## Exercise prompt
Write out every entry word for word.

━━━ Data records

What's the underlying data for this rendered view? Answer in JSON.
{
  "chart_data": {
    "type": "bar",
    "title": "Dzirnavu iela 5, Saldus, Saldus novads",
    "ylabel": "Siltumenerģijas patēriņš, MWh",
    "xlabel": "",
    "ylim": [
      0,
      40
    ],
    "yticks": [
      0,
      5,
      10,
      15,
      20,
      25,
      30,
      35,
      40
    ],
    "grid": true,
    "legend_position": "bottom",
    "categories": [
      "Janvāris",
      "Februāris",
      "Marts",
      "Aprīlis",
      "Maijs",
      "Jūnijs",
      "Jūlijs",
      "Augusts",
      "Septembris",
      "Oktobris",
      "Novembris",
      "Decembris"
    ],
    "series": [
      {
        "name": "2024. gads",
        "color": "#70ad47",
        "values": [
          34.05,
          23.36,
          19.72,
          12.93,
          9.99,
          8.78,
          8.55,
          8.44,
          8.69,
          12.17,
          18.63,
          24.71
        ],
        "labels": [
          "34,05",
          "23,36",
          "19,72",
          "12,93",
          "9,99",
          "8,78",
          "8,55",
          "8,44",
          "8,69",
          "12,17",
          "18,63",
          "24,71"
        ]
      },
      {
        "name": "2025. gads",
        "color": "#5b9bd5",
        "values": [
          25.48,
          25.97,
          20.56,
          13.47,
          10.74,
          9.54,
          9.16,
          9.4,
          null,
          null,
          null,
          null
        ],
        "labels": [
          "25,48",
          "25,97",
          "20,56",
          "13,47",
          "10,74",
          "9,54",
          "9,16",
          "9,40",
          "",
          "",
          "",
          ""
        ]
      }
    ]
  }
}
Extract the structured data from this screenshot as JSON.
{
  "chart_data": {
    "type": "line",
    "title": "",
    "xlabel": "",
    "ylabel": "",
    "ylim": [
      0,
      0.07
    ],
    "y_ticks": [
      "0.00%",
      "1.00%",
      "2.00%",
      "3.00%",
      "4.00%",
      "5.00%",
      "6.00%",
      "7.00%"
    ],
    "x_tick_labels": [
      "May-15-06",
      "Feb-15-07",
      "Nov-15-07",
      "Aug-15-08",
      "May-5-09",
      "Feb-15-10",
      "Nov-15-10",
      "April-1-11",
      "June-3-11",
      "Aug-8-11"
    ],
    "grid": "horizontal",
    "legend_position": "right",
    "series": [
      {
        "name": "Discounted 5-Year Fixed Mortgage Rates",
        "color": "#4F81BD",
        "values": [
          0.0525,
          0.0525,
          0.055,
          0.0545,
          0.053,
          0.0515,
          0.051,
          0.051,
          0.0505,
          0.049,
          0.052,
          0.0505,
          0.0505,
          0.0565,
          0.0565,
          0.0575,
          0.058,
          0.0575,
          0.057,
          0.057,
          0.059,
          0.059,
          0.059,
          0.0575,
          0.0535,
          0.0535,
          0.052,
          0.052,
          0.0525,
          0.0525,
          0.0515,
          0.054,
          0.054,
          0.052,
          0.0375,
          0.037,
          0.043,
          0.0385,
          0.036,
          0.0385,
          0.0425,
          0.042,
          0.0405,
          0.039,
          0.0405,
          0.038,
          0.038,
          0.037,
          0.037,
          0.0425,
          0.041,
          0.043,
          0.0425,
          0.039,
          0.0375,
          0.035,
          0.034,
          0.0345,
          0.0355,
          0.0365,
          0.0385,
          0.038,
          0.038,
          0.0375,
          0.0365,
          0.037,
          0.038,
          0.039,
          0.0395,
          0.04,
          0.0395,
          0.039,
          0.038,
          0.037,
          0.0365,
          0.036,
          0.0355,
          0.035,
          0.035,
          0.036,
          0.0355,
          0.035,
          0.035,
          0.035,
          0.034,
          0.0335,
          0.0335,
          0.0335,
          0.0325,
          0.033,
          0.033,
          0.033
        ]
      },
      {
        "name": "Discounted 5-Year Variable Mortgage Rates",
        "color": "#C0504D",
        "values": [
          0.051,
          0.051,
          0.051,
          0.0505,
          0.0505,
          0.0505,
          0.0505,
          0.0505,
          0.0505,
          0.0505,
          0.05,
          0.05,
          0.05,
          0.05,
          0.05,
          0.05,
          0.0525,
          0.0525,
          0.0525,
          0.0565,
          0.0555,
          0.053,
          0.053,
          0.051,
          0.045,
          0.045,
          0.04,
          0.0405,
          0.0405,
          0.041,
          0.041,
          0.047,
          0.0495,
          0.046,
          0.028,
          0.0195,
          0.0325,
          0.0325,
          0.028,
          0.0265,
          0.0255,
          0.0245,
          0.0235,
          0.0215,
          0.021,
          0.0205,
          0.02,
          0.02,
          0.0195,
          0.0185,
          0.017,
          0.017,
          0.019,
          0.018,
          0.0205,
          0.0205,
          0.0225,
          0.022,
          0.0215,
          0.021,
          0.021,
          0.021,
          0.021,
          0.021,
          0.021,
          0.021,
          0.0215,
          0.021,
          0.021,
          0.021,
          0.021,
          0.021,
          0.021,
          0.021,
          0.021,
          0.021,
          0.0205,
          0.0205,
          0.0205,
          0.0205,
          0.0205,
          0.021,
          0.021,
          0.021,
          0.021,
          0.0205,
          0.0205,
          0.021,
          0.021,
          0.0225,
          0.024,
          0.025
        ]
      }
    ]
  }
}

━━━━━━

## The result
What's the underlying data for this rendered view? Answer in JSON.
{
  "chart_data": {
    "type": "bar",
    "title": "Dzirnavu iela 5, Saldus, Saldus novads",
    "ylabel": "Siltumenerģijas patēriņš, MWh",
    "xlabel": "",
    "ylim": [
      0,
      40
    ],
    "yticks": [
      0,
      5,
      10,
      15,
      20,
      25,
      30,
      35,
      40
    ],
    "grid": true,
    "legend_position": "bottom",
    "categories": [
      "Janvāris",
      "Februāris",
      "Marts",
      "Aprīlis",
      "Maijs",
      "Jūnijs",
      "Jūlijs",
      "Augusts",
      "Septembris",
      "Oktobris",
      "Novembris",
      "Decembris"
    ],
    "series": [
      {
        "name": "2024. gads",
        "color": "#70ad47",
        "values": [
          34.05,
          23.36,
          19.72,
          12.93,
          9.99,
          8.78,
          8.55,
          8.44,
          8.69,
          12.17,
          18.63,
          24.71
        ],
        "labels": [
          "34,05",
          "23,36",
          "19,72",
          "12,93",
          "9,99",
          "8,78",
          "8,55",
          "8,44",
          "8,69",
          "12,17",
          "18,63",
          "24,71"
        ]
      },
      {
        "name": "2025. gads",
        "color": "#5b9bd5",
        "values": [
          25.48,
          25.97,
          20.56,
          13.47,
          10.74,
          9.54,
          9.16,
          9.4,
          null,
          null,
          null,
          null
        ],
        "labels": [
          "25,48",
          "25,97",
          "20,56",
          "13,47",
          "10,74",
          "9,54",
          "9,16",
          "9,40",
          "",
          "",
          "",
          ""
        ]
      }
    ]
  }
}
Extract the structured data from this screenshot as JSON.
{
  "chart_data": {
    "type": "line",
    "title": "",
    "xlabel": "",
    "ylabel": "",
    "ylim": [
      0,
      0.07
    ],
    "y_ticks": [
      "0.00%",
      "1.00%",
      "2.00%",
      "3.00%",
      "4.00%",
      "5.00%",
      "6.00%",
      "7.00%"
    ],
    "x_tick_labels": [
      "May-15-06",
      "Feb-15-07",
      "Nov-15-07",
      "Aug-15-08",
      "May-5-09",
      "Feb-15-10",
      "Nov-15-10",
      "April-1-11",
      "June-3-11",
      "Aug-8-11"
    ],
    "grid": "horizontal",
    "legend_position": "right",
    "series": [
      {
        "name": "Discounted 5-Year Fixed Mortgage Rates",
        "color": "#4F81BD",
        "values": [
          0.0525,
          0.0525,
          0.055,
          0.0545,
          0.053,
          0.0515,
          0.051,
          0.051,
          0.0505,
          0.049,
          0.052,
          0.0505,
          0.0505,
          0.0565,
          0.0565,
          0.0575,
          0.058,
          0.0575,
          0.057,
          0.057,
          0.059,
          0.059,
          0.059,
          0.0575,
          0.0535,
          0.0535,
          0.052,
          0.052,
          0.0525,
          0.0525,
          0.0515,
          0.054,
          0.054,
          0.052,
          0.0375,
          0.037,
          0.043,
          0.0385,
          0.036,
          0.0385,
          0.0425,
          0.042,
          0.0405,
          0.039,
          0.0405,
          0.038,
          0.038,
          0.037,
          0.037,
          0.0425,
          0.041,
          0.043,
          0.0425,
          0.039,
          0.0375,
          0.035,
          0.034,
          0.0345,
          0.0355,
          0.0365,
          0.0385,
          0.038,
          0.038,
          0.0375,
          0.0365,
          0.037,
          0.038,
          0.039,
          0.0395,
          0.04,
          0.0395,
          0.039,
          0.038,
          0.037,
          0.0365,
          0.036,
          0.0355,
          0.035,
          0.035,
          0.036,
          0.0355,
          0.035,
          0.035,
          0.035,
          0.034,
          0.0335,
          0.0335,
          0.0335,
          0.0325,
          0.033,
          0.033,
          0.033
        ]
      },
      {
        "name": "Discounted 5-Year Variable Mortgage Rates",
        "color": "#C0504D",
        "values": [
          0.051,
          0.051,
          0.051,
          0.0505,
          0.0505,
          0.0505,
          0.0505,
          0.0505,
          0.0505,
          0.0505,
          0.05,
          0.05,
          0.05,
          0.05,
          0.05,
          0.05,
          0.0525,
          0.0525,
          0.0525,
          0.0565,
          0.0555,
          0.053,
          0.053,
          0.051,
          0.045,
          0.045,
          0.04,
          0.0405,
          0.0405,
          0.041,
          0.041,
          0.047,
          0.0495,
          0.046,
          0.028,
          0.0195,
          0.0325,
          0.0325,
          0.028,
          0.0265,
          0.0255,
          0.0245,
          0.0235,
          0.0215,
          0.021,
          0.0205,
          0.02,
          0.02,
          0.0195,
          0.0185,
          0.017,
          0.017,
          0.019,
          0.018,
          0.0205,
          0.0205,
          0.0225,
          0.022,
          0.0215,
          0.021,
          0.021,
          0.021,
          0.021,
          0.021,
          0.021,
          0.021,
          0.0215,
          0.021,
          0.021,
          0.021,
          0.021,
          0.021,
          0.021,
          0.021,
          0.021,
          0.021,
          0.0205,
          0.0205,
          0.0205,
          0.0205,
          0.0205,
          0.021,
          0.021,
          0.021,
          0.021,
          0.0205,
          0.0205,
          0.021,
          0.021,
          0.0225,
          0.024,
          0.025
        ]
      }
    ]
  }
}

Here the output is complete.